─── Information provided

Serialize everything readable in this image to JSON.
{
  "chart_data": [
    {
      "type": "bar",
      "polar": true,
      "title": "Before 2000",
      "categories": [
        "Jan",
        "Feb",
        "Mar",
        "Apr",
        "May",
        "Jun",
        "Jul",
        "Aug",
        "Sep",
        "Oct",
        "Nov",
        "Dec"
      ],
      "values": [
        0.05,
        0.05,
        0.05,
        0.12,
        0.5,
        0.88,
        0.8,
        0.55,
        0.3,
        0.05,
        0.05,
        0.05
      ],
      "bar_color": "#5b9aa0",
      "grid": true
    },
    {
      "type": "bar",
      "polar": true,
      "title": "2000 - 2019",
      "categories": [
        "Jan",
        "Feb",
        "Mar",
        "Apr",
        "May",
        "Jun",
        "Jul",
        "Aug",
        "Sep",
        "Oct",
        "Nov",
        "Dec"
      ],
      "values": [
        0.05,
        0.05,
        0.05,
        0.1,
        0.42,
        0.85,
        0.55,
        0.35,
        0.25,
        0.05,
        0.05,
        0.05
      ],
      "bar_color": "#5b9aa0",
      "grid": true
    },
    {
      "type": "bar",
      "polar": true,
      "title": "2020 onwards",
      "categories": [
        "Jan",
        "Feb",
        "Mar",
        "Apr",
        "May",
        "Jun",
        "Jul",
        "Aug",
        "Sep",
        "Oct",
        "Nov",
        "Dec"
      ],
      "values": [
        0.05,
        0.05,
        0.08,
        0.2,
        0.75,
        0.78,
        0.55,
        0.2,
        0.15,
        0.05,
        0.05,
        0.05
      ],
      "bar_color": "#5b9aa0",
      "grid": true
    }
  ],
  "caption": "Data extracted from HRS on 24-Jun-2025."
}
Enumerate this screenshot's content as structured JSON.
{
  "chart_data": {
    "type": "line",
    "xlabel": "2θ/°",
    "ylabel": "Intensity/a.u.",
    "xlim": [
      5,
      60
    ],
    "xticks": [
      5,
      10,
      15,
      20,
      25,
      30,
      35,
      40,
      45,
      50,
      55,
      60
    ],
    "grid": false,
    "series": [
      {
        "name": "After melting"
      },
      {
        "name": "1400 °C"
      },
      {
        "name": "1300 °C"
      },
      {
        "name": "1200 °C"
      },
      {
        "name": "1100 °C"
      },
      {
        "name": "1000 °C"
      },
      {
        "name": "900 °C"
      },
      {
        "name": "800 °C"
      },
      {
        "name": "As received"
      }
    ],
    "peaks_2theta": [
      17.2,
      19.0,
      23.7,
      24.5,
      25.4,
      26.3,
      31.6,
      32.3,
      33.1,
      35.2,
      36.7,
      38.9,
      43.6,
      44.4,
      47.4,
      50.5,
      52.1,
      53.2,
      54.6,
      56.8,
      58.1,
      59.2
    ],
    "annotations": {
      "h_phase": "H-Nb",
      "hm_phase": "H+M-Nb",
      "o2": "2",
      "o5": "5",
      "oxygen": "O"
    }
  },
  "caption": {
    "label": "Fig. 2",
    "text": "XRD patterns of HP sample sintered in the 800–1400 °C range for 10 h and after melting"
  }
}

──────

**Problem description**
Your answer should consist only of the lines from the one with "Enumerate this screenshot's" through the end of the data above, reproduced exactly.

**The reply**
Enumerate this screenshot's content as structured JSON.
{
  "chart_data": {
    "type": "line",
    "xlabel": "2θ/°",
    "ylabel": "Intensity/a.u.",
    "xlim": [
      5,
      60
    ],
    "xticks": [
      5,
      10,
      15,
      20,
      25,
      30,
      35,
      40,
      45,
      50,
      55,
      60
    ],
    "grid": false,
    "series": [
      {
        "name": "After melting"
      },
      {
        "name": "1400 °C"
      },
      {
        "name": "1300 °C"
      },
      {
        "name": "1200 °C"
      },
      {
        "name": "1100 °C"
      },
      {
        "name": "1000 °C"
      },
      {
        "name": "900 °C"
      },
      {
        "name": "800 °C"
      },
      {
        "name": "As received"
      }
    ],
    "peaks_2theta": [
      17.2,
      19.0,
      23.7,
      24.5,
      25.4,
      26.3,
      31.6,
      32.3,
      33.1,
      35.2,
      36.7,
      38.9,
      43.6,
      44.4,
      47.4,
      50.5,
      52.1,
      53.2,
      54.6,
      56.8,
      58.1,
      59.2
    ],
    "annotations": {
      "h_phase": "H-Nb",
      "hm_phase": "H+M-Nb",
      "o2": "2",
      "o5": "5",
      "oxygen": "O"
    }
  },
  "caption": {
    "label": "Fig. 2",
    "text": "XRD patterns of HP sample sintered in the 800–1400 °C range for 10 h and after melting"
  }
}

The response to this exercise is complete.